▸ Exercise directions: Would you return the complete listing below word for word?

▸ Given records:
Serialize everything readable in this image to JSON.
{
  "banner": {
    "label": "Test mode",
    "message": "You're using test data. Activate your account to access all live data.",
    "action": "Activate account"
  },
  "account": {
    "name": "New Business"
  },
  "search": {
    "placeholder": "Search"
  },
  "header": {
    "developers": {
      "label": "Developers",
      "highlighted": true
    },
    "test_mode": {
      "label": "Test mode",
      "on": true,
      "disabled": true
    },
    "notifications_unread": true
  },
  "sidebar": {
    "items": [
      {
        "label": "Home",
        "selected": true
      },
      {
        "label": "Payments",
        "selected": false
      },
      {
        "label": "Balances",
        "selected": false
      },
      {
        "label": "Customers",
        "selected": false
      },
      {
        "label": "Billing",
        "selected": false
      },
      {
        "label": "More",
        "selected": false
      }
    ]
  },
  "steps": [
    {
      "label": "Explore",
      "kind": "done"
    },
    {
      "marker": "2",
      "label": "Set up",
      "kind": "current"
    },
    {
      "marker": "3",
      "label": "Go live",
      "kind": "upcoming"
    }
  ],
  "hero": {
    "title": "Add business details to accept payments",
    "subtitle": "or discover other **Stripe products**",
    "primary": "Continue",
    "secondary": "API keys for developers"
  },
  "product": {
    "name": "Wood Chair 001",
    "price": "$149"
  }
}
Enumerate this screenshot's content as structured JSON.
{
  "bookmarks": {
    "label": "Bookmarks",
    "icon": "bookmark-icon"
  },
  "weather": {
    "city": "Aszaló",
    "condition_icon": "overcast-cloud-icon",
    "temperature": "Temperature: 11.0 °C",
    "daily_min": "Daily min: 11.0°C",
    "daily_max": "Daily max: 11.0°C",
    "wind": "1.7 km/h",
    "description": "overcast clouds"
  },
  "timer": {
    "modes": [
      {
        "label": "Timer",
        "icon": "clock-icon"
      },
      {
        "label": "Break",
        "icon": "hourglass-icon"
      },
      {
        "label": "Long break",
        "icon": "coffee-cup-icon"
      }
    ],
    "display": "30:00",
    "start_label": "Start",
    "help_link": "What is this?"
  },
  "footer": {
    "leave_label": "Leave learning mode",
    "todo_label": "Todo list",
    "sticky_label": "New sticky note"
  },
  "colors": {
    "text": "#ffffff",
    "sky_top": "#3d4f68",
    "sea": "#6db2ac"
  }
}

▸ Task solution:
Serialize everything readable in this image to JSON.
{
  "banner": {
    "label": "Test mode",
    "message": "You're using test data. Activate your account to access all live data.",
    "action": "Activate account"
  },
  "account": {
    "name": "New Business"
  },
  "search": {
    "placeholder": "Search"
  },
  "header": {
    "developers": {
      "label": "Developers",
      "highlighted": true
    },
    "test_mode": {
      "label": "Test mode",
      "on": true,
      "disabled": true
    },
    "notifications_unread": true
  },
  "sidebar": {
    "items": [
      {
        "label": "Home",
        "selected": true
      },
      {
        "label": "Payments",
        "selected": false
      },
      {
        "label": "Balances",
        "selected": false
      },
      {
        "label": "Customers",
        "selected": false
      },
      {
        "label": "Billing",
        "selected": false
      },
      {
        "label": "More",
        "selected": false
      }
    ]
  },
  "steps": [
    {
      "label": "Explore",
      "kind": "done"
    },
    {
      "marker": "2",
      "label": "Set up",
      "kind": "current"
    },
    {
      "marker": "3",
      "label": "Go live",
      "kind": "upcoming"
    }
  ],
  "hero": {
    "title": "Add business details to accept payments",
    "subtitle": "or discover other **Stripe products**",
    "primary": "Continue",
    "secondary": "API keys for developers"
  },
  "product": {
    "name": "Wood Chair 001",
    "price": "$149"
  }
}
Enumerate this screenshot's content as structured JSON.
{
  "bookmarks": {
    "label": "Bookmarks",
    "icon": "bookmark-icon"
  },
  "weather": {
    "city": "Aszaló",
    "condition_icon": "overcast-cloud-icon",
    "temperature": "Temperature: 11.0 °C",
    "daily_min": "Daily min: 11.0°C",
    "daily_max": "Daily max: 11.0°C",
    "wind": "1.7 km/h",
    "description": "overcast clouds"
  },
  "timer": {
    "modes": [
      {
        "label": "Timer",
        "icon": "clock-icon"
      },
      {
        "label": "Break",
        "icon": "hourglass-icon"
      },
      {
        "label": "Long break",
        "icon": "coffee-cup-icon"
      }
    ],
    "display": "30:00",
    "start_label": "Start",
    "help_link": "What is this?"
  },
  "footer": {
    "leave_label": "Leave learning mode",
    "todo_label": "Todo list",
    "sticky_label": "New sticky note"
  },
  "colors": {
    "text": "#ffffff",
    "sky_top": "#3d4f68",
    "sea": "#6db2ac"
  }
}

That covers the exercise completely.